— Start —
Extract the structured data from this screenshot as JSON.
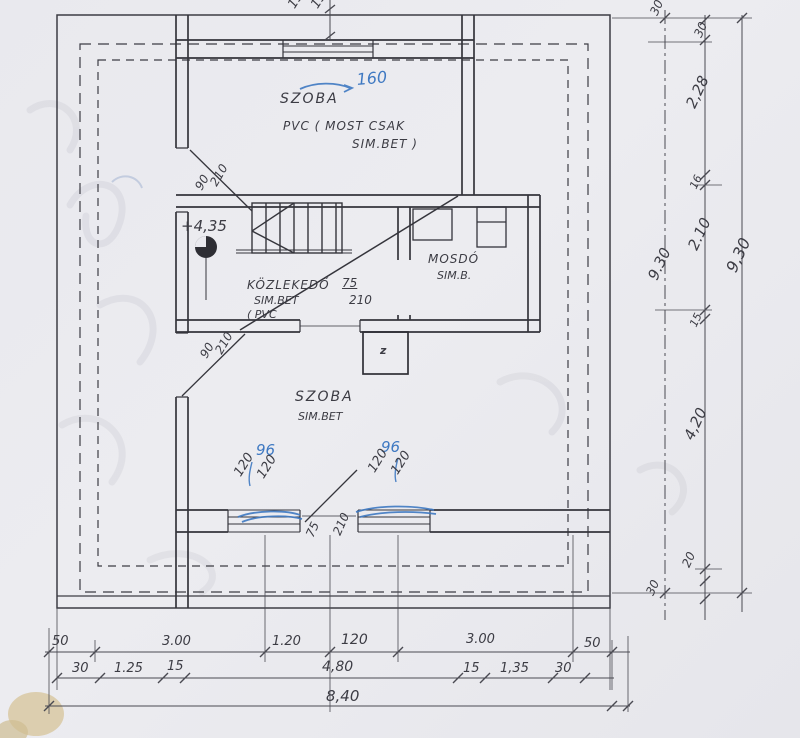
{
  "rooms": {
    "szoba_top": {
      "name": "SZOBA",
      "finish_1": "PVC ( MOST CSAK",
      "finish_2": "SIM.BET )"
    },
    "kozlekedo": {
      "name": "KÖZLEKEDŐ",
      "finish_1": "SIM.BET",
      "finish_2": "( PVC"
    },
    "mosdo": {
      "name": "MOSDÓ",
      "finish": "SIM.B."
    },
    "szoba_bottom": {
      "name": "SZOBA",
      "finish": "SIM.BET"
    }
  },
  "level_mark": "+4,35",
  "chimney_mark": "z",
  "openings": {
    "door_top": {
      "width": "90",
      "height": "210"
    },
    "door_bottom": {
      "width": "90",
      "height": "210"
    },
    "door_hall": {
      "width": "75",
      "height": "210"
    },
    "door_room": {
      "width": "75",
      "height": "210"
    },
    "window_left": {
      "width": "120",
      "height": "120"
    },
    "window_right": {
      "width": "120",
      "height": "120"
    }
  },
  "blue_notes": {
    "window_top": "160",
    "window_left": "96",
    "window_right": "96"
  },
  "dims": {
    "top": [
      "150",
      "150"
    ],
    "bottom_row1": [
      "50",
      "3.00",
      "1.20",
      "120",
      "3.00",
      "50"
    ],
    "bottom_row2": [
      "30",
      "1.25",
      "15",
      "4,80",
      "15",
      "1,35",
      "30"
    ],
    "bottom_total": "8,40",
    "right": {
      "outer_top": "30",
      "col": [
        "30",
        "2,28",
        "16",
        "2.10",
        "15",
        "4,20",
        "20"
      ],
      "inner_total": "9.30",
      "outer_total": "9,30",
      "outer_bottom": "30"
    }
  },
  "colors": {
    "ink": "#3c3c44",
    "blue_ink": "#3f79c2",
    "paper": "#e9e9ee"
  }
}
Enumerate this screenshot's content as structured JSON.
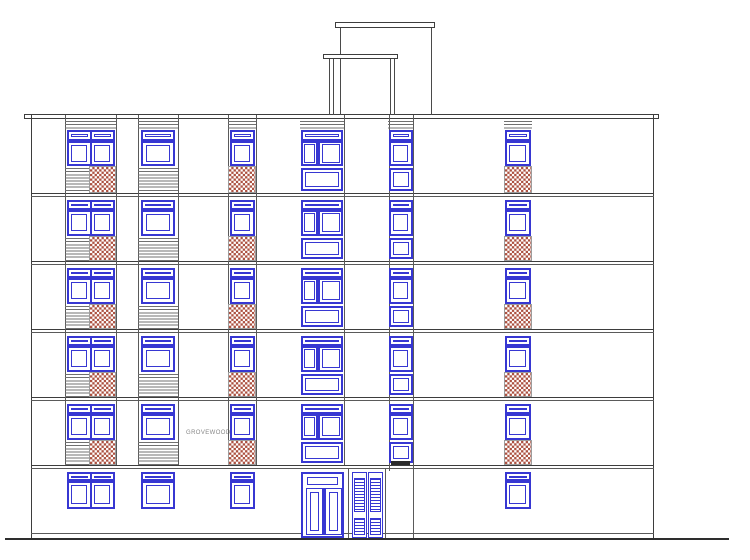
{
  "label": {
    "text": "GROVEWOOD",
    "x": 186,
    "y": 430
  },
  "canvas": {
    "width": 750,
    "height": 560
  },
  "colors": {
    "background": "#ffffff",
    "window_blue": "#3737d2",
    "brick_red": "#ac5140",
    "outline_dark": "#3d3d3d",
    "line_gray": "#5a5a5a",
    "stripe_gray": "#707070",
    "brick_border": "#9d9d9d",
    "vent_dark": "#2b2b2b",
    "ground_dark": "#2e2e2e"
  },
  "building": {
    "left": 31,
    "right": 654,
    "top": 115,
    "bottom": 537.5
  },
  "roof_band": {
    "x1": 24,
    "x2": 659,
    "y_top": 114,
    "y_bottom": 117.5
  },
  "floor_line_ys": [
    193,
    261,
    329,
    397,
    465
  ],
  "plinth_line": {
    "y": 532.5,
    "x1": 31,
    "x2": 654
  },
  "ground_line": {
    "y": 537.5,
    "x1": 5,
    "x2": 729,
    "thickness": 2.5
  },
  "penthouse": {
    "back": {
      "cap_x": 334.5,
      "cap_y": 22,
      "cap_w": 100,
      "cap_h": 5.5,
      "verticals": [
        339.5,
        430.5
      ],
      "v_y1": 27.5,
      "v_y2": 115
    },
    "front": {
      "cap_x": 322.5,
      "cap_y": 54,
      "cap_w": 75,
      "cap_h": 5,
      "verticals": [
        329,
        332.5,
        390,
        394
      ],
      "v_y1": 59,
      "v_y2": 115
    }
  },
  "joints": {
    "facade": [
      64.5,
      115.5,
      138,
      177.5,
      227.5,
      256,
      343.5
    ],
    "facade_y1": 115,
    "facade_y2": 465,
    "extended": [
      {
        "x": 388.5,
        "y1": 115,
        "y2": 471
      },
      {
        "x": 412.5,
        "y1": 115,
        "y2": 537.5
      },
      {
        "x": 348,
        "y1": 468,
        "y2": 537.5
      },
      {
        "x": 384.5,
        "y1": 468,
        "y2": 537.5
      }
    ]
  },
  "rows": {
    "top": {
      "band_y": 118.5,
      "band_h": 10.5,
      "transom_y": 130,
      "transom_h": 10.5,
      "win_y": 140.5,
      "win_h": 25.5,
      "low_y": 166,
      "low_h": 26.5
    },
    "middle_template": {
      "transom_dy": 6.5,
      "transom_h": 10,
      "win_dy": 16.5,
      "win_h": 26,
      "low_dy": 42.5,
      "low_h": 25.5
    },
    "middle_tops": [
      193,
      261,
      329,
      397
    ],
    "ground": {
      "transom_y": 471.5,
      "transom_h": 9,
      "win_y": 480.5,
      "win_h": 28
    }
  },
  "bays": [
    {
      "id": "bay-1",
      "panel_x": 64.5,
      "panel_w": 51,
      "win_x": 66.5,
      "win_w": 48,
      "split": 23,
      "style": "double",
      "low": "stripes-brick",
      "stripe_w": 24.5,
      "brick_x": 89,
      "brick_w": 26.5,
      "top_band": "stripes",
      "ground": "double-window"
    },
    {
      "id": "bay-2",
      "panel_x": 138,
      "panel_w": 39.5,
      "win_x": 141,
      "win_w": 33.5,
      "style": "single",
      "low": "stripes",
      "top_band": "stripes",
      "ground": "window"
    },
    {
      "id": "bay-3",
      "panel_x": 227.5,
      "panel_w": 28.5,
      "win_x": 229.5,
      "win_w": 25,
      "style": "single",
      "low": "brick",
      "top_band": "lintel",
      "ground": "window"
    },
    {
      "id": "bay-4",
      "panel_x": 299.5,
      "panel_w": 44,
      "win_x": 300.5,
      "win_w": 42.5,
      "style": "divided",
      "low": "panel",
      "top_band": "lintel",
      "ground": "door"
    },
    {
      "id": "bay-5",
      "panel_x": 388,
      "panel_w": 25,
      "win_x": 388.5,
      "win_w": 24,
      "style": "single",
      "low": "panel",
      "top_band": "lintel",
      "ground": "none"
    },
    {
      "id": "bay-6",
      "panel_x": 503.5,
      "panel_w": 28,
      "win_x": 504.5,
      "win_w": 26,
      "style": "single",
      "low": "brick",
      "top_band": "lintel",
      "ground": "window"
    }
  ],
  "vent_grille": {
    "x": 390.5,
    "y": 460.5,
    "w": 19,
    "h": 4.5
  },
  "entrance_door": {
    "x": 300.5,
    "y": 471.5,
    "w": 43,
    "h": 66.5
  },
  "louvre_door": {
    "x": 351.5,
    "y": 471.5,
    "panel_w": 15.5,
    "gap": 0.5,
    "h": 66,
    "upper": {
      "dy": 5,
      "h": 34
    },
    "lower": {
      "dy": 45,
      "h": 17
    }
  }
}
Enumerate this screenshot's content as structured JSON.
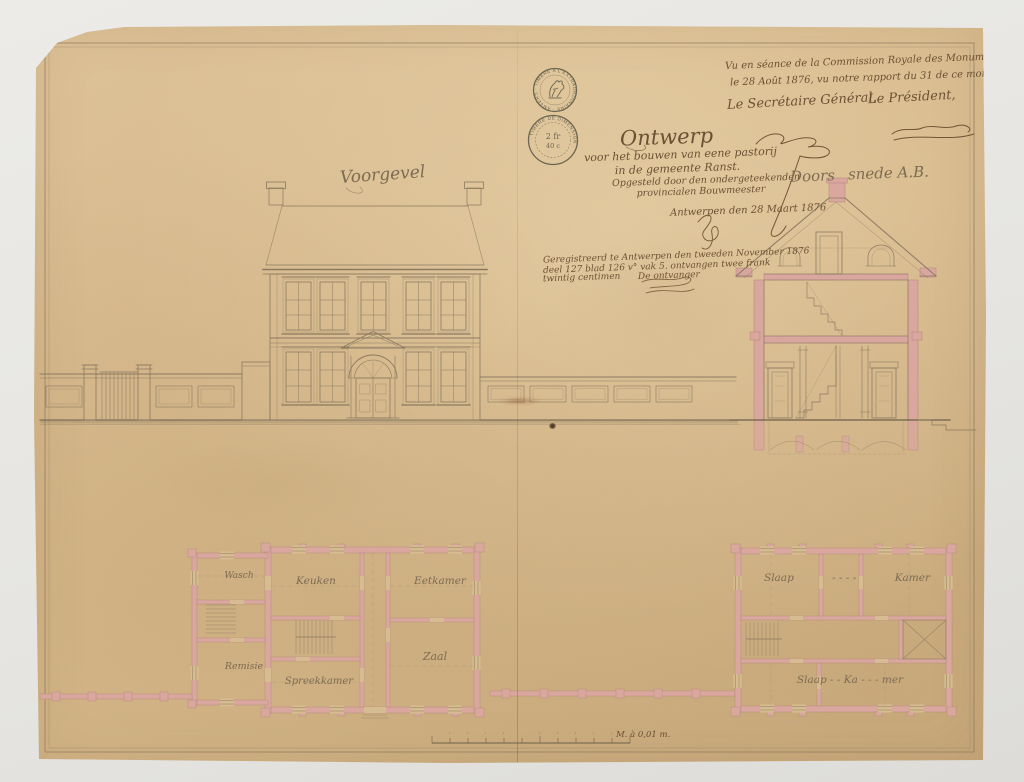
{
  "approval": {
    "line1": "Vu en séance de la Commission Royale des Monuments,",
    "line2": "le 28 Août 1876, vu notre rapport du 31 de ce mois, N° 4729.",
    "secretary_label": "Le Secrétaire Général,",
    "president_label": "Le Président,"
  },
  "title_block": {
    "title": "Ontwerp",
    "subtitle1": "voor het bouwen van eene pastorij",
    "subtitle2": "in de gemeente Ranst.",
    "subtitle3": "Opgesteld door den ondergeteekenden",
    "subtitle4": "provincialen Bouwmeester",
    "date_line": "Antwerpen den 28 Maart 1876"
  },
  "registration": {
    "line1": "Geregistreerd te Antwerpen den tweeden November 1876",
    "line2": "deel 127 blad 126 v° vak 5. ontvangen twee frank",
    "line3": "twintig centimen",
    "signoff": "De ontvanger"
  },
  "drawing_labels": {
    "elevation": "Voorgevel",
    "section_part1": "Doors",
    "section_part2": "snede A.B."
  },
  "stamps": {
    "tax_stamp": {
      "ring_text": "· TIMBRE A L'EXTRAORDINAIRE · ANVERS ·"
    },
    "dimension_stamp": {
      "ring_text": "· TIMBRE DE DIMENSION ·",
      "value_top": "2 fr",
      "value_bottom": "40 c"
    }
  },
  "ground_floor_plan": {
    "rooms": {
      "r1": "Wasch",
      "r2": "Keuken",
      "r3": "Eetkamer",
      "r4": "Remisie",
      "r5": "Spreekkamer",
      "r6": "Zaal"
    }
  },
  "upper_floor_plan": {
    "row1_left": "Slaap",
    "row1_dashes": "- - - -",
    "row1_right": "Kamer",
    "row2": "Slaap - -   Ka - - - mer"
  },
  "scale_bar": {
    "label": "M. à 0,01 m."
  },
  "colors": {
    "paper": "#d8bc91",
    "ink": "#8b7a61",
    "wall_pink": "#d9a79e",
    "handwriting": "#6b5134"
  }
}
— End —
## EXERCISE
Among the entries above, identify all lines with "Antwerpen" and copy them.

## SOLUTION FOR THIS EXERCISE
    "date_line": "Antwerpen den 28 Maart 1876"
    "line1": "Geregistreerd te Antwerpen den tweeden November 1876",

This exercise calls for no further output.